Input data:
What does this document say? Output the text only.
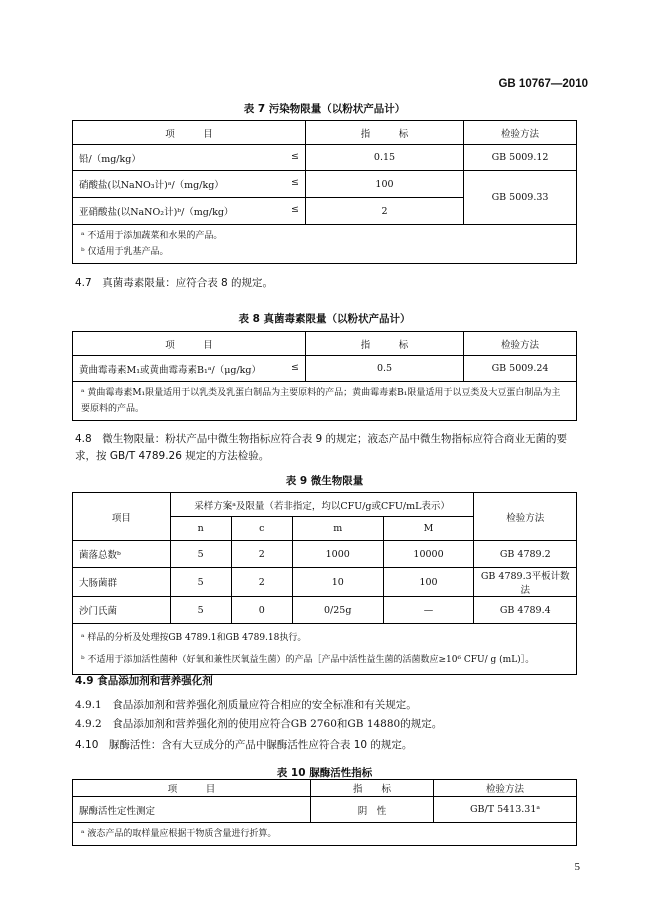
GB 10767—2010
表 7 污染物限量（以粉状产品计）
项　　　目	指　　　标	检验方法
铅/（mg/kg） ≤	0.15	GB 5009.12
硝酸盐(以NaNO₃计)ᵃ/（mg/kg） ≤	100	GB 5009.33
亚硝酸盐(以NaNO₂计)ᵇ/（mg/kg） ≤	2	

ᵃ 不适用于添加蔬菜和水果的产品。
ᵇ 仅适用于乳基产品。		
4.7　真菌毒素限量：应符合表 8 的规定。
表 8 真菌毒素限量（以粉状产品计）
项　　　目	指　　　标	检验方法
黄曲霉毒素M₁或黄曲霉毒素B₁ᵃ/（μg/kg） ≤	0.5	GB 5009.24

ᵃ 黄曲霉毒素M₁限量适用于以乳类及乳蛋白制品为主要原料的产品；黄曲霉毒素B₁限量适用于以豆类及大豆蛋白制品为主要原料的产品。		
4.8　微生物限量：粉状产品中微生物指标应符合表 9 的规定；液态产品中微生物指标应符合商业无菌的要求，按 GB/T 4789.26 规定的方法检验。
表 9 微生物限量
项目	采样方案ᵃ及限量（若非指定，均以CFU/g或CFU/mL表示）				检验方法
	n	c	m	M	
菌落总数ᵇ	5	2	1000	10000	GB 4789.2
大肠菌群	5	2	10	100	GB 4789.3平板计数法
沙门氏菌	5	0	0/25g	—	GB 4789.4

ᵃ 样品的分析及处理按GB 4789.1和GB 4789.18执行。
ᵇ 不适用于添加活性菌种（好氧和兼性厌氧益生菌）的产品［产品中活性益生菌的活菌数应≥10⁶ CFU/ g (mL)］。					
4.9 食品添加剂和营养强化剂
4.9.1　食品添加剂和营养强化剂质量应符合相应的安全标准和有关规定。
4.9.2　食品添加剂和营养强化剂的使用应符合GB 2760和GB 14880的规定。
4.10　脲酶活性：含有大豆成分的产品中脲酶活性应符合表 10 的规定。
表 10 脲酶活性指标
项　　　目	指　　标	检验方法
脲酶活性定性测定	阴　性	GB/T 5413.31ᵃ

ᵃ 液态产品的取样量应根据干物质含量进行折算。		
5
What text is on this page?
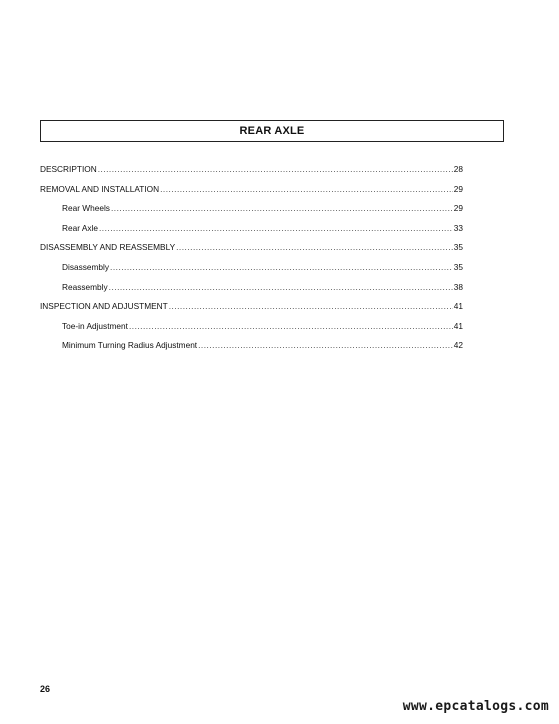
REAR AXLE
DESCRIPTION .....	28
REMOVAL AND INSTALLATION .....	29
Rear Wheels .....	29
Rear Axle .....	33
DISASSEMBLY AND REASSEMBLY .....	35
Disassembly .....	35
Reassembly .....	38
INSPECTION AND ADJUSTMENT .....	41
Toe-in Adjustment .....	41
Minimum Turning Radius Adjustment .....	42
26
www.epcatalogs.com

Do this: All of the lines above should be retyped precisely, apart from the pictures.

Full response:
What does this document say? Output the text only.
GB 10767—2010
表 7 污染物限量（以粉状产品计）
项　　　目	指　　　标	检验方法
铅/（mg/kg） ≤	0.15	GB 5009.12
硝酸盐(以NaNO₃计)ᵃ/（mg/kg） ≤	100	GB 5009.33
亚硝酸盐(以NaNO₂计)ᵇ/（mg/kg） ≤	2	

ᵃ 不适用于添加蔬菜和水果的产品。
ᵇ 仅适用于乳基产品。		
4.7　真菌毒素限量：应符合表 8 的规定。
表 8 真菌毒素限量（以粉状产品计）
项　　　目	指　　　标	检验方法
黄曲霉毒素M₁或黄曲霉毒素B₁ᵃ/（μg/kg） ≤	0.5	GB 5009.24

ᵃ 黄曲霉毒素M₁限量适用于以乳类及乳蛋白制品为主要原料的产品；黄曲霉毒素B₁限量适用于以豆类及大豆蛋白制品为主要原料的产品。		
4.8　微生物限量：粉状产品中微生物指标应符合表 9 的规定；液态产品中微生物指标应符合商业无菌的要求，按 GB/T 4789.26 规定的方法检验。
表 9 微生物限量
项目	采样方案ᵃ及限量（若非指定，均以CFU/g或CFU/mL表示）				检验方法
	n	c	m	M	
菌落总数ᵇ	5	2	1000	10000	GB 4789.2
大肠菌群	5	2	10	100	GB 4789.3平板计数法
沙门氏菌	5	0	0/25g	—	GB 4789.4

ᵃ 样品的分析及处理按GB 4789.1和GB 4789.18执行。
ᵇ 不适用于添加活性菌种（好氧和兼性厌氧益生菌）的产品［产品中活性益生菌的活菌数应≥10⁶ CFU/ g (mL)］。					
4.9 食品添加剂和营养强化剂
4.9.1　食品添加剂和营养强化剂质量应符合相应的安全标准和有关规定。
4.9.2　食品添加剂和营养强化剂的使用应符合GB 2760和GB 14880的规定。
4.10　脲酶活性：含有大豆成分的产品中脲酶活性应符合表 10 的规定。
表 10 脲酶活性指标
项　　　目	指　　标	检验方法
脲酶活性定性测定	阴　性	GB/T 5413.31ᵃ

ᵃ 液态产品的取样量应根据干物质含量进行折算。		
5
What text is on this page?
REAR AXLE
DESCRIPTION .....	28
REMOVAL AND INSTALLATION .....	29
Rear Wheels .....	29
Rear Axle .....	33
DISASSEMBLY AND REASSEMBLY .....	35
Disassembly .....	35
Reassembly .....	38
INSPECTION AND ADJUSTMENT .....	41
Toe-in Adjustment .....	41
Minimum Turning Radius Adjustment .....	42
26
www.epcatalogs.com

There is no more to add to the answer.